Layout items:
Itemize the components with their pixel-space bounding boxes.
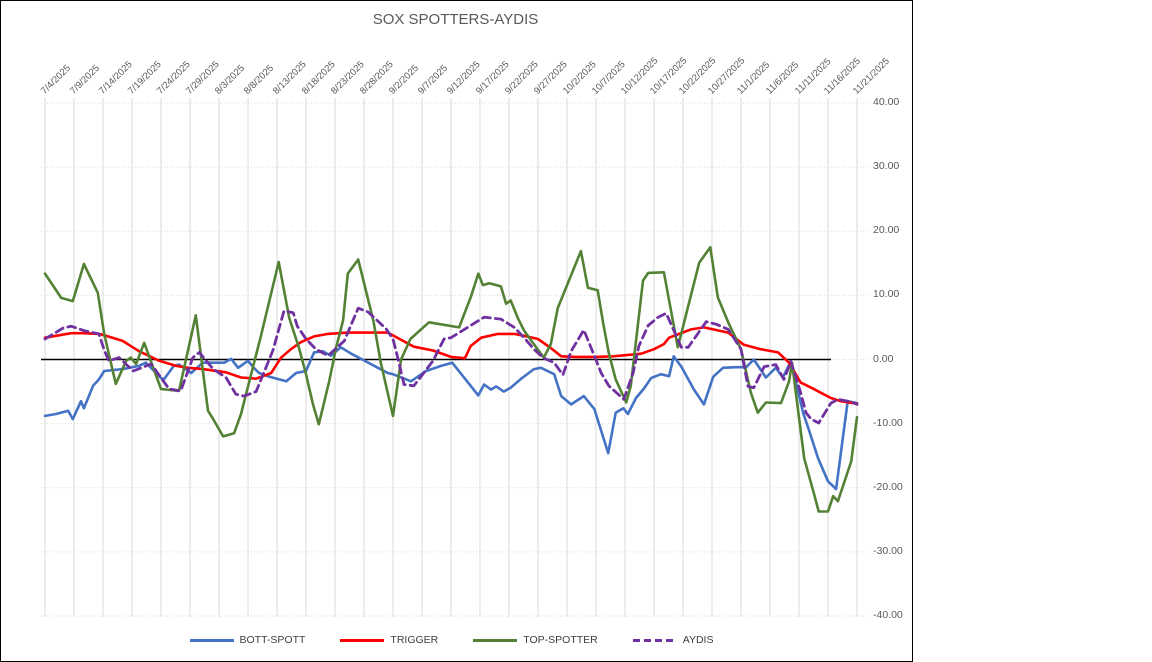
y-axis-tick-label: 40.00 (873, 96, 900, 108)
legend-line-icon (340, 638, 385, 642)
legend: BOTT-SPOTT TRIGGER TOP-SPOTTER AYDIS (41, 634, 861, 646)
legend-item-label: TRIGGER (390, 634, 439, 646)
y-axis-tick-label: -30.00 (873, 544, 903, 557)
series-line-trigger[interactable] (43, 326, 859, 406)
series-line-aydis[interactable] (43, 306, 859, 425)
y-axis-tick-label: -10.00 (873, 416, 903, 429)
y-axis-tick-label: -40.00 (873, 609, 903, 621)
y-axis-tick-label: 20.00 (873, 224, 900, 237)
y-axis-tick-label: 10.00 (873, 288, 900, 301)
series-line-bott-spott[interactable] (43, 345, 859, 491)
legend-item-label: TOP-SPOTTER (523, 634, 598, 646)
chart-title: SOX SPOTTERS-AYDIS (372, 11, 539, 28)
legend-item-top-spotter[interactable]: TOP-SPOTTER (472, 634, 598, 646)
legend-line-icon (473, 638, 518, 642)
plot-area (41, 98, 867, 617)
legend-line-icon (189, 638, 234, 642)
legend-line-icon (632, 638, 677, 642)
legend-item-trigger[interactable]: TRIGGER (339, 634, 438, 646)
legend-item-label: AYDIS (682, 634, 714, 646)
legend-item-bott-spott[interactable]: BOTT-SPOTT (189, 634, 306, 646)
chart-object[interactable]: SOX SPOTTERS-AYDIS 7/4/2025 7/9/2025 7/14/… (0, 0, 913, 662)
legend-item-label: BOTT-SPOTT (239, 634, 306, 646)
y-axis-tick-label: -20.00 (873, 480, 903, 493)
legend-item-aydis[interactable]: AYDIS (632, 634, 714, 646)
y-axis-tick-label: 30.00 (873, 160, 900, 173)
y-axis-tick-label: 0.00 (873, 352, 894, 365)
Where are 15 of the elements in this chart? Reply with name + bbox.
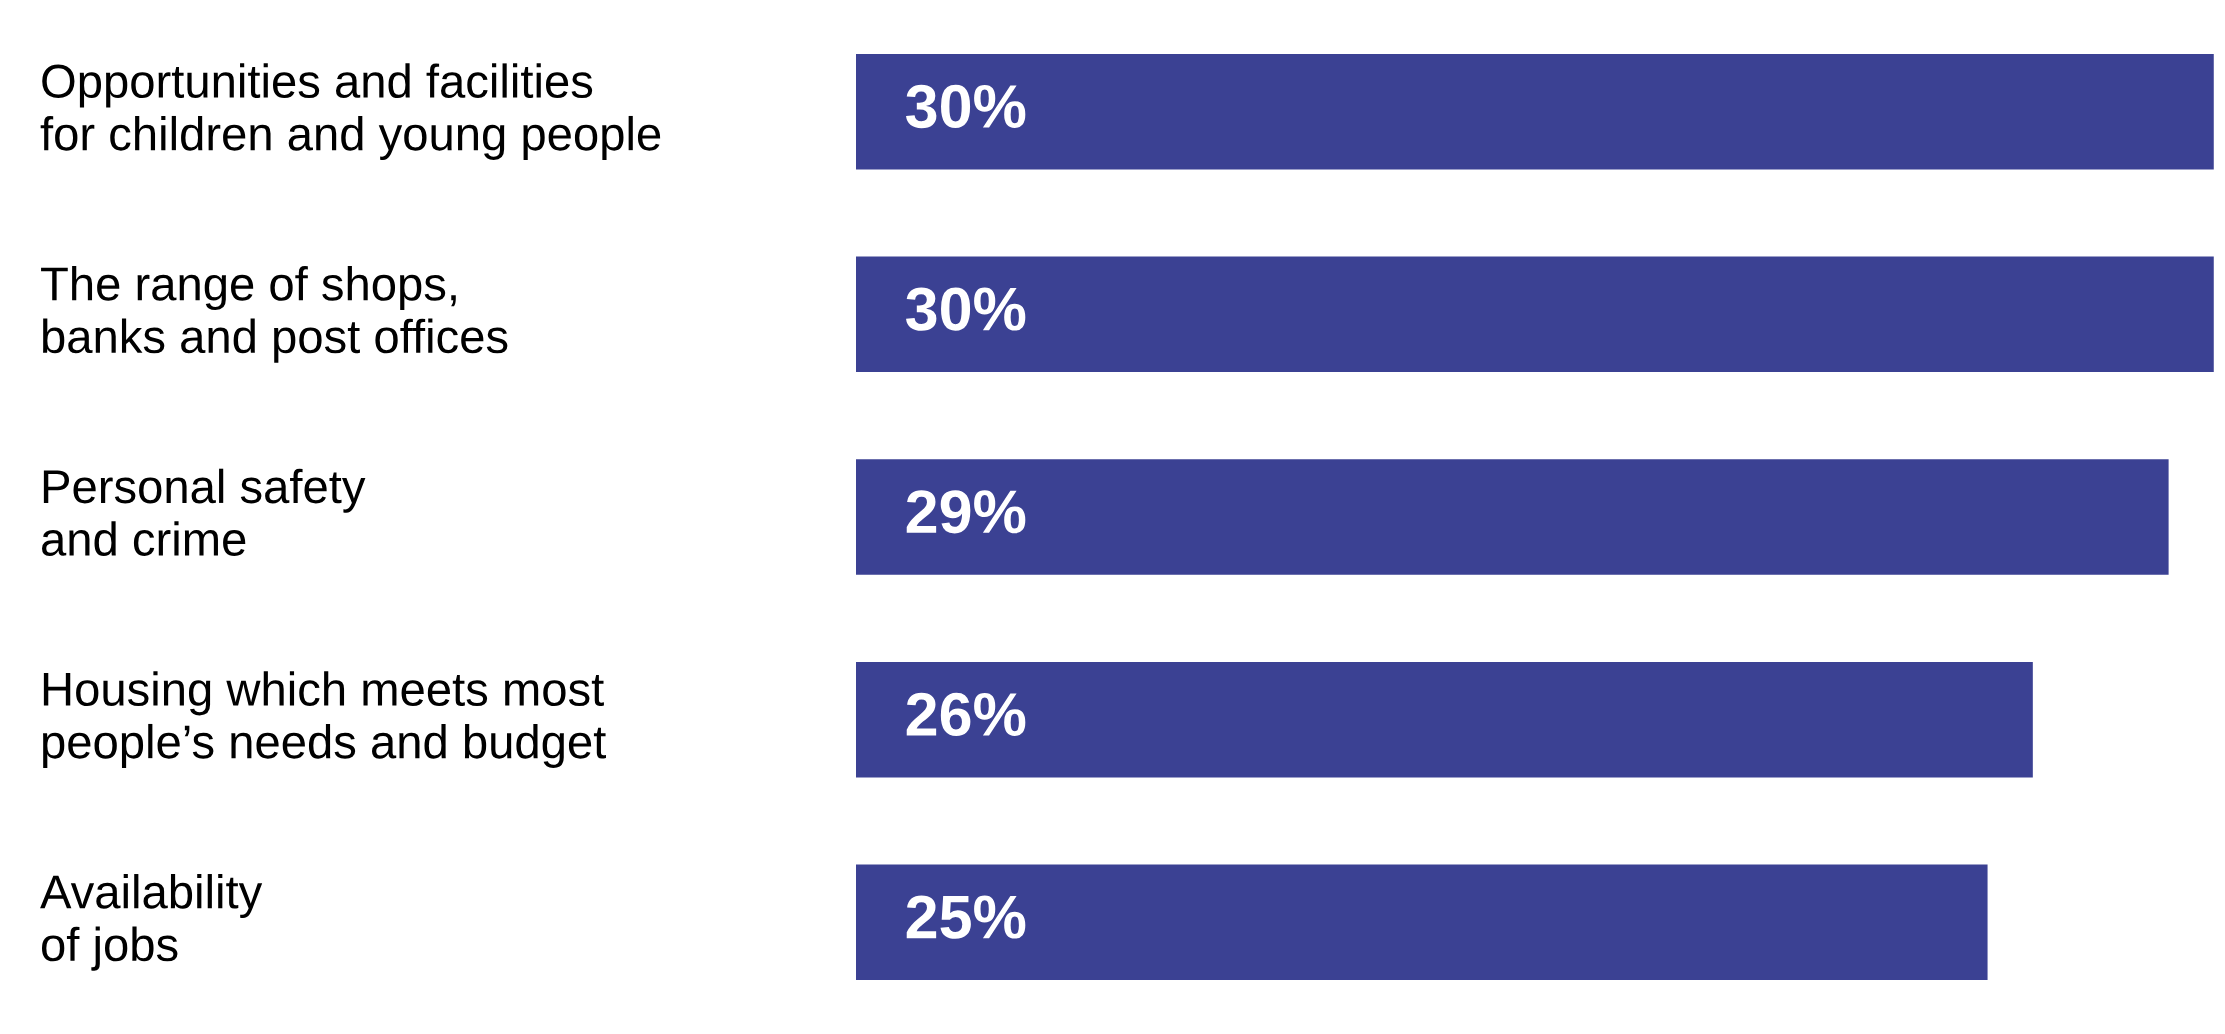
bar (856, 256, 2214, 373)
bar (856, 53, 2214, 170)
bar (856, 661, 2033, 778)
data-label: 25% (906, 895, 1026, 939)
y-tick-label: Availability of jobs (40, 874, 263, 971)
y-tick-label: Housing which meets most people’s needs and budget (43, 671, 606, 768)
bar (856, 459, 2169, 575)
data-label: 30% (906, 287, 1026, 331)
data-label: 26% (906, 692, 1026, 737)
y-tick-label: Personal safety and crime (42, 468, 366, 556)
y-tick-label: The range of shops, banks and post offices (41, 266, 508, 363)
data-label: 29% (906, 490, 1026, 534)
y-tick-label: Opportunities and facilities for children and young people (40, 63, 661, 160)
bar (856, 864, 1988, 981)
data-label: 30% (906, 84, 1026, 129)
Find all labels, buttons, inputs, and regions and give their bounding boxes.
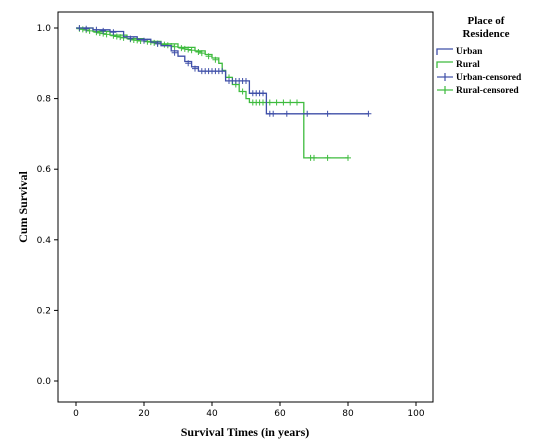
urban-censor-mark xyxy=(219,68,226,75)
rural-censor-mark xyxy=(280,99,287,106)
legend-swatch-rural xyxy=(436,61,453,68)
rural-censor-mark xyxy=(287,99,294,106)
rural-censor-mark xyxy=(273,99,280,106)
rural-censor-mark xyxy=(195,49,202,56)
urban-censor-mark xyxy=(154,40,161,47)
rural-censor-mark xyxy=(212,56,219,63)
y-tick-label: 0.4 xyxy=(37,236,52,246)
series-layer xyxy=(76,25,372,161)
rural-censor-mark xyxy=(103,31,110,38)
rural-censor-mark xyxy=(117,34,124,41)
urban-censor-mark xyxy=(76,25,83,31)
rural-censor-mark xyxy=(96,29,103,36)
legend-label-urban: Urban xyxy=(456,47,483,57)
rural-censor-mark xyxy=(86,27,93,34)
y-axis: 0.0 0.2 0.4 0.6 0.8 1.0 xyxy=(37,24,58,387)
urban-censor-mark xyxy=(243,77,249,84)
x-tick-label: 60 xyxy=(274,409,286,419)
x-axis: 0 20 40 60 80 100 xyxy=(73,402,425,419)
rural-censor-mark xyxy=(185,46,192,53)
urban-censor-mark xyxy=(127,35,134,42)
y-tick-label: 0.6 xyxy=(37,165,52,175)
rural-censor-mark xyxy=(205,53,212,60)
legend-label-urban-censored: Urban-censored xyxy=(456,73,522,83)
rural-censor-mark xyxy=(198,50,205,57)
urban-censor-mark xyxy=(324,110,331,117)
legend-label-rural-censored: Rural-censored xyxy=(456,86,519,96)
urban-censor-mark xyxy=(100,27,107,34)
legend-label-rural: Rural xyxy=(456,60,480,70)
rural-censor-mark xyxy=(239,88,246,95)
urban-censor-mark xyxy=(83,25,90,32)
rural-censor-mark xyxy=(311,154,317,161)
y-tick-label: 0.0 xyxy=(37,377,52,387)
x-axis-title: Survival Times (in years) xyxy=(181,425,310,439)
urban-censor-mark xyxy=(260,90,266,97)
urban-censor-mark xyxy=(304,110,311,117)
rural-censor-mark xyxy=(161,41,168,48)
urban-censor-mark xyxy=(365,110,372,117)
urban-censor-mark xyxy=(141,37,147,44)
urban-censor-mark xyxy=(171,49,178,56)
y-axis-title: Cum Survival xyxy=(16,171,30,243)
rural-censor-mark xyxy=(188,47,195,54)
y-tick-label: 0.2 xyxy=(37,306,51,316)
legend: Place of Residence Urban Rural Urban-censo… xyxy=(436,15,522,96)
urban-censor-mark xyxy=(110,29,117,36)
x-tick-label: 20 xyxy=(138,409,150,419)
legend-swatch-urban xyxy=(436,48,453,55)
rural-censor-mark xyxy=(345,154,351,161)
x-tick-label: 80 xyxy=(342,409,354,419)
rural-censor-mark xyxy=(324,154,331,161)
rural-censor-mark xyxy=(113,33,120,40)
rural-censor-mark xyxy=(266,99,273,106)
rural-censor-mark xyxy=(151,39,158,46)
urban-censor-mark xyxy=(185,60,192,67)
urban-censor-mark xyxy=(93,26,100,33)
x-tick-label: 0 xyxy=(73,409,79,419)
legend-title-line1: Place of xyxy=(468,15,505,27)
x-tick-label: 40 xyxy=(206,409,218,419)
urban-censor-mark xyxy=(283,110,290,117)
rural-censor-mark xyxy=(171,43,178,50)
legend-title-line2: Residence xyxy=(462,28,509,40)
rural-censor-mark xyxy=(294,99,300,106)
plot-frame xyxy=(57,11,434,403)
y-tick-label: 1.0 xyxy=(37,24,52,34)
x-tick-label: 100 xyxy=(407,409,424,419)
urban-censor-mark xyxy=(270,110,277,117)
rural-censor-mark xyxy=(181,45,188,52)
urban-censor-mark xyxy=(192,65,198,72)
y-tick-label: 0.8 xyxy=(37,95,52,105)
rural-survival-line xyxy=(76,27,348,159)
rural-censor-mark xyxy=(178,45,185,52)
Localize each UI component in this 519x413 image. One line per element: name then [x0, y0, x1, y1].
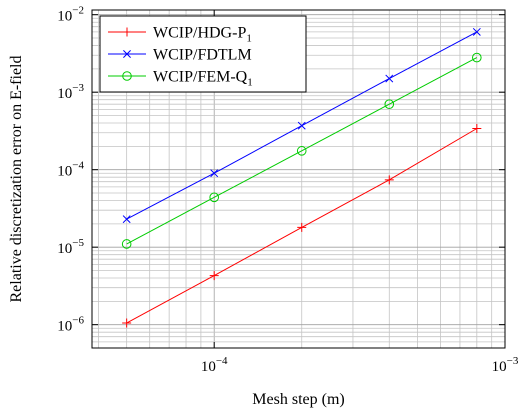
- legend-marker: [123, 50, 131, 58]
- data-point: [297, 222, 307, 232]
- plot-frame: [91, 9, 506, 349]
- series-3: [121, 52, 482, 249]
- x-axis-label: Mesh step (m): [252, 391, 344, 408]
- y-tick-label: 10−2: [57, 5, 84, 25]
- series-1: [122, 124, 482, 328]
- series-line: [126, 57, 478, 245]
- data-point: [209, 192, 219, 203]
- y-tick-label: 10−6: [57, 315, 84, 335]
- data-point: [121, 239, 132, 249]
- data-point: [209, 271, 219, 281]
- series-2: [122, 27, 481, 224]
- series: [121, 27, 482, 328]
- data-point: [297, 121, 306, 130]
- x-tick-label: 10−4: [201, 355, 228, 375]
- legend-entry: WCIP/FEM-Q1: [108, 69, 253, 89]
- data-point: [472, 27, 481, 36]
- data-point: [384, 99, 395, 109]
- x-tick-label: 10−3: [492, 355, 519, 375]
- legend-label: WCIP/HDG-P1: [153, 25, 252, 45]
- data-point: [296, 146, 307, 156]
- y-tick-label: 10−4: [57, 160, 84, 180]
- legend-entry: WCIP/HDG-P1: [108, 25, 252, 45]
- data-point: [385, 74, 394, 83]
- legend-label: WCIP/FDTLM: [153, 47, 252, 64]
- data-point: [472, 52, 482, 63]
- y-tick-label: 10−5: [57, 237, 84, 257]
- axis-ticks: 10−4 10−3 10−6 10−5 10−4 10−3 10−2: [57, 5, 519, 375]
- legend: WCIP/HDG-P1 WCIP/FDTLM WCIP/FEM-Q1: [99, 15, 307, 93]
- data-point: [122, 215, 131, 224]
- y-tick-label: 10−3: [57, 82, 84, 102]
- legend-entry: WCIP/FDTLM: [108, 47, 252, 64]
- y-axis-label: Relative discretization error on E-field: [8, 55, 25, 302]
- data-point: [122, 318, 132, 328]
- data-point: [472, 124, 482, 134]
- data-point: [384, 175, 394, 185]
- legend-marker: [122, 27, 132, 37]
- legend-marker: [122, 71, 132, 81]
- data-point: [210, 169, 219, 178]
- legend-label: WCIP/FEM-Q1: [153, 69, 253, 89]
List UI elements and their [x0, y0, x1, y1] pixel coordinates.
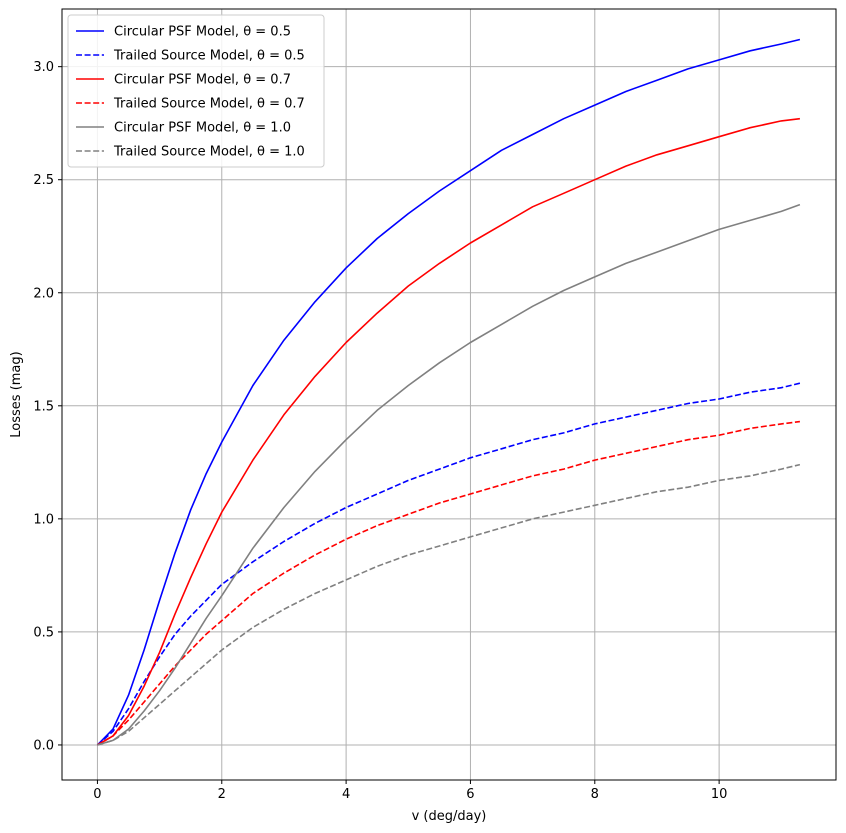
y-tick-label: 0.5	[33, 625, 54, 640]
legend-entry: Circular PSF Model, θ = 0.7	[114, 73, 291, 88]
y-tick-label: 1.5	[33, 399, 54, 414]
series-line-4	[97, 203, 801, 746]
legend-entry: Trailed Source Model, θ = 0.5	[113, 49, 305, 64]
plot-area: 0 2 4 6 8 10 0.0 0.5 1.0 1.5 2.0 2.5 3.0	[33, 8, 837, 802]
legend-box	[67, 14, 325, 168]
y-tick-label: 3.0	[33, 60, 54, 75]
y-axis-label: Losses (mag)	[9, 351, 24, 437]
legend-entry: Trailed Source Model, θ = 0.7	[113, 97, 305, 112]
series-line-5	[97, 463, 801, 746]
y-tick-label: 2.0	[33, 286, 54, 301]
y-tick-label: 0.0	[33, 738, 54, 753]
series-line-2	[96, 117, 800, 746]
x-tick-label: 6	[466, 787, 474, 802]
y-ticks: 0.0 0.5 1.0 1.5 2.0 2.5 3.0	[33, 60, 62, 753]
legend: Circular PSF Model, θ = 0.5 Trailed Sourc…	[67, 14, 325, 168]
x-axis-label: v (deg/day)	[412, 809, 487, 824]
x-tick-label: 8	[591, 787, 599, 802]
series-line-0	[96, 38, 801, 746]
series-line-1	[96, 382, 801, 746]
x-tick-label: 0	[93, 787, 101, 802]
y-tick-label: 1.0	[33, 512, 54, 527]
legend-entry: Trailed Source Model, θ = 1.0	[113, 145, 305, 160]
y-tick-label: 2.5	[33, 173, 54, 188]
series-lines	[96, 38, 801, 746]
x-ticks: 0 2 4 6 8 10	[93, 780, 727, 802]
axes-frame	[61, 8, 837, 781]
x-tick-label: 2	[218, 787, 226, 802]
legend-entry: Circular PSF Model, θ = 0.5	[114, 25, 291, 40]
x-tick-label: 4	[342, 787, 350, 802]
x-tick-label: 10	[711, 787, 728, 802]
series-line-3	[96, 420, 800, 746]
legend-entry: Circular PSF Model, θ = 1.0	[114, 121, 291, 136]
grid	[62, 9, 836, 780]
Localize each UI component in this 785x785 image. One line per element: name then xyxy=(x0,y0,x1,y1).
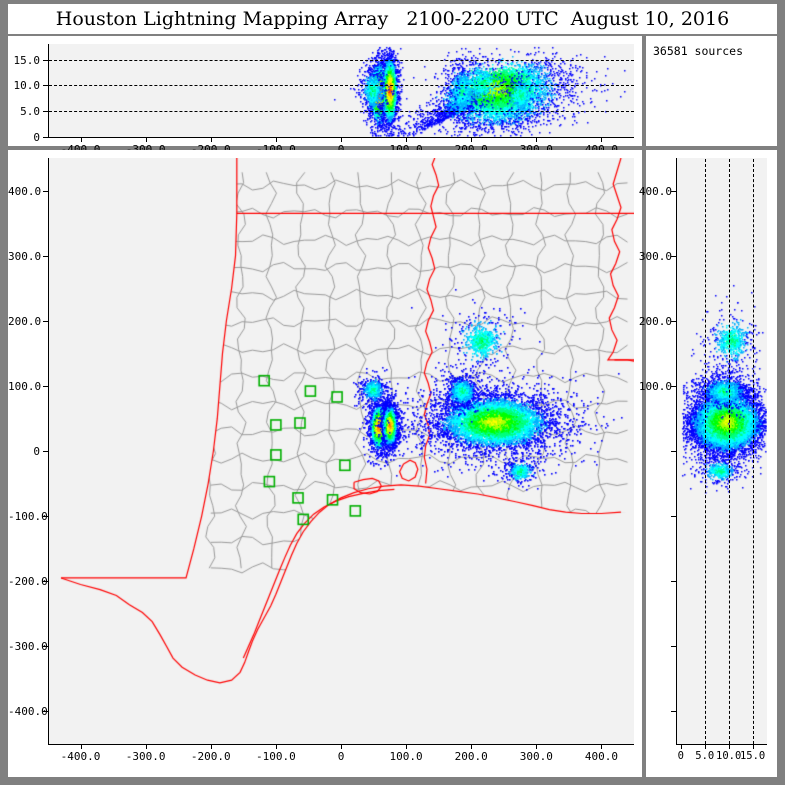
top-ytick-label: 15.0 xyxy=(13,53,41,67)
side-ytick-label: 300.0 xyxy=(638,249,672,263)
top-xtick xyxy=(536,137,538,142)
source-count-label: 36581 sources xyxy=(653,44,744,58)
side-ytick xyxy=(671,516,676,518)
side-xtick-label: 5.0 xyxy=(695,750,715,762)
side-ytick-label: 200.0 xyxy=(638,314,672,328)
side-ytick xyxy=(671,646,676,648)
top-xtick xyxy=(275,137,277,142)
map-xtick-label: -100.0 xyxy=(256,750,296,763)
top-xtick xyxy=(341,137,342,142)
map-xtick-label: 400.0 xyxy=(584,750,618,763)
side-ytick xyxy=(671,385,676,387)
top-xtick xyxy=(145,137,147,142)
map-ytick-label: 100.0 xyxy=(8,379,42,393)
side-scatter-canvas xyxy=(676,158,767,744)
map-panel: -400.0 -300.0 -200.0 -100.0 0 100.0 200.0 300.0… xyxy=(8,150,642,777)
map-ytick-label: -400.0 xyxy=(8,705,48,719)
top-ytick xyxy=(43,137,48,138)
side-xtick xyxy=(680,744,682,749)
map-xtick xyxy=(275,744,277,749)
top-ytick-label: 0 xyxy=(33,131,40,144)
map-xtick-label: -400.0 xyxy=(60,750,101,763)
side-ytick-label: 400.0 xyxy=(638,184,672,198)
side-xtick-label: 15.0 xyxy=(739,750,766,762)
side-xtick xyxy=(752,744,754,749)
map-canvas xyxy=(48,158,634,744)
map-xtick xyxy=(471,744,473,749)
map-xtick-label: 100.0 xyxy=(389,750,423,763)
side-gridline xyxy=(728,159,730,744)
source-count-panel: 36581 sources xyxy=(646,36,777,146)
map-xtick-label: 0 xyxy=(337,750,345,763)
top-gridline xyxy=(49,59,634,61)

• DIRECTIONS
Copy out verbatim the lines in the items above, starting with the line that contains "urban-censor-mark xyxy=(219,68,226,75)" and ending with the line that contains "x-axis: 0 20", both included.

• FULL ANSWER
urban-censor-mark xyxy=(219,68,226,75)
rural-censor-mark xyxy=(280,99,287,106)
legend-swatch-rural xyxy=(436,61,453,68)
rural-censor-mark xyxy=(287,99,294,106)
rural-censor-mark xyxy=(273,99,280,106)
rural-censor-mark xyxy=(195,49,202,56)
urban-censor-mark xyxy=(154,40,161,47)
rural-censor-mark xyxy=(212,56,219,63)
y-tick-label: 0.4 xyxy=(37,236,52,246)
series-layer xyxy=(76,25,372,161)
rural-censor-mark xyxy=(103,31,110,38)
rural-censor-mark xyxy=(117,34,124,41)
urban-censor-mark xyxy=(76,25,83,31)
rural-censor-mark xyxy=(96,29,103,36)
legend-label-urban: Urban xyxy=(456,47,483,57)
rural-censor-mark xyxy=(86,27,93,34)
y-axis: 0.0 0.2 0.4 0.6 0.8 1.0 xyxy=(37,24,58,387)
urban-censor-mark xyxy=(243,77,249,84)
x-tick-label: 60 xyxy=(274,409,286,419)
x-axis: 0 20 40 60 80 100 xyxy=(73,402,425,419)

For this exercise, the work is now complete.